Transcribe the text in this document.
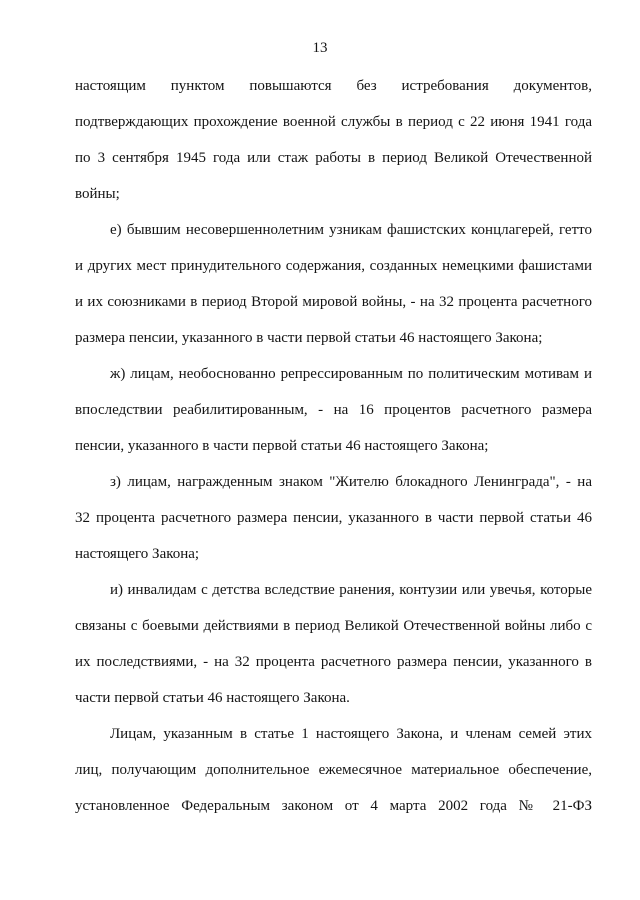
13
настоящим пунктом повышаются без истребования документов,
подтверждающих прохождение военной службы в период с 22 июня 1941 года
по 3 сентября 1945 года или стаж работы в период Великой Отечественной
войны;
е) бывшим несовершеннолетним узникам фашистских концлагерей, гетто
и других мест принудительного содержания, созданных немецкими фашистами
и их союзниками в период Второй мировой войны, - на 32 процента расчетного
размера пенсии, указанного в части первой статьи 46 настоящего Закона;
ж) лицам, необоснованно репрессированным по политическим мотивам и
впоследствии реабилитированным, - на 16 процентов расчетного размера
пенсии, указанного в части первой статьи 46 настоящего Закона;
з) лицам, награжденным знаком "Жителю блокадного Ленинграда", - на
32 процента расчетного размера пенсии, указанного в части первой статьи 46
настоящего Закона;
и) инвалидам с детства вследствие ранения, контузии или увечья, которые
связаны с боевыми действиями в период Великой Отечественной войны либо с
их последствиями, - на 32 процента расчетного размера пенсии, указанного в
части первой статьи 46 настоящего Закона.
Лицам, указанным в статье 1 настоящего Закона, и членам семей этих
лиц, получающим дополнительное ежемесячное материальное обеспечение,
установленное Федеральным законом от 4 марта 2002 года № 21-ФЗ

### PROMPT:
Give every line back word for word and leave the pictures out.

### RESPONSE:
Transcribe the text in this document.
13
настоящим пунктом повышаются без истребования документов,
подтверждающих прохождение военной службы в период с 22 июня 1941 года
по 3 сентября 1945 года или стаж работы в период Великой Отечественной
войны;
е) бывшим несовершеннолетним узникам фашистских концлагерей, гетто
и других мест принудительного содержания, созданных немецкими фашистами
и их союзниками в период Второй мировой войны, - на 32 процента расчетного
размера пенсии, указанного в части первой статьи 46 настоящего Закона;
ж) лицам, необоснованно репрессированным по политическим мотивам и
впоследствии реабилитированным, - на 16 процентов расчетного размера
пенсии, указанного в части первой статьи 46 настоящего Закона;
з) лицам, награжденным знаком "Жителю блокадного Ленинграда", - на
32 процента расчетного размера пенсии, указанного в части первой статьи 46
настоящего Закона;
и) инвалидам с детства вследствие ранения, контузии или увечья, которые
связаны с боевыми действиями в период Великой Отечественной войны либо с
их последствиями, - на 32 процента расчетного размера пенсии, указанного в
части первой статьи 46 настоящего Закона.
Лицам, указанным в статье 1 настоящего Закона, и членам семей этих
лиц, получающим дополнительное ежемесячное материальное обеспечение,
установленное Федеральным законом от 4 марта 2002 года № 21-ФЗ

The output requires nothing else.